▶ Data for the task

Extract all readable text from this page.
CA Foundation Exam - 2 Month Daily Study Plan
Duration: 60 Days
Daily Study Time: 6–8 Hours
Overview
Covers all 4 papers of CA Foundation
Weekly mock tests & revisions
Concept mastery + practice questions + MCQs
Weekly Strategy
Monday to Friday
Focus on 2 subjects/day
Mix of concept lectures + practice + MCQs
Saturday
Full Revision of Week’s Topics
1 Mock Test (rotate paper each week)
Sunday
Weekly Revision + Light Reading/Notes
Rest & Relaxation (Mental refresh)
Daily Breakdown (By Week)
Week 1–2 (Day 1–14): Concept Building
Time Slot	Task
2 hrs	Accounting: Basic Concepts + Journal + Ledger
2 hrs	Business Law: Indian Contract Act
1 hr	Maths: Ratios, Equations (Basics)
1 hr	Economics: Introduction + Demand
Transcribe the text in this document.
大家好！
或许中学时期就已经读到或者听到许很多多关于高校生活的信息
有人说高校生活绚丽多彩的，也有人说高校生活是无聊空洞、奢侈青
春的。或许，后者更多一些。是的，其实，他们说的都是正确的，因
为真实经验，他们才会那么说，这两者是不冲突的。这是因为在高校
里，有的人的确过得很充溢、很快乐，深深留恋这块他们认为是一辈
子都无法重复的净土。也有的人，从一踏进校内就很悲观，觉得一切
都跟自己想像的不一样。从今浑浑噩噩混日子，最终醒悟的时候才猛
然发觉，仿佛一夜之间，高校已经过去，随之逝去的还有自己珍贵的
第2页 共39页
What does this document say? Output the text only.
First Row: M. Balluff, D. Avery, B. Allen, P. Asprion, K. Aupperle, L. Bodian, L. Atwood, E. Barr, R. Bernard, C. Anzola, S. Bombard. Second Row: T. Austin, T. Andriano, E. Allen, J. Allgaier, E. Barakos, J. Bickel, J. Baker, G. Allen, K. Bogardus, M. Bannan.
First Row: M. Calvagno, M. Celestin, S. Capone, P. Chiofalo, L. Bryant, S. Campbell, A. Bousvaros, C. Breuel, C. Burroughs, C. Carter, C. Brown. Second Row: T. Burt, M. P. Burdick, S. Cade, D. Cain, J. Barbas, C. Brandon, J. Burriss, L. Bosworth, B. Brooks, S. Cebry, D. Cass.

▶ Directions for this task
Where a line above contains the word "First", copy that line.

▶ Answer to this exercise
First Row: M. Balluff, D. Avery, B. Allen, P. Asprion, K. Aupperle, L. Bodian, L. Atwood, E. Barr, R. Bernard, C. Anzola, S. Bombard. Second Row: T. Austin, T. Andriano, E. Allen, J. Allgaier, E. Barakos, J. Bickel, J. Baker, G. Allen, K. Bogardus, M. Bannan.
First Row: M. Calvagno, M. Celestin, S. Capone, P. Chiofalo, L. Bryant, S. Campbell, A. Bousvaros, C. Breuel, C. Burroughs, C. Carter, C. Brown. Second Row: T. Burt, M. P. Burdick, S. Cade, D. Cain, J. Barbas, C. Brandon, J. Burriss, L. Bosworth, B. Brooks, S. Cebry, D. Cass.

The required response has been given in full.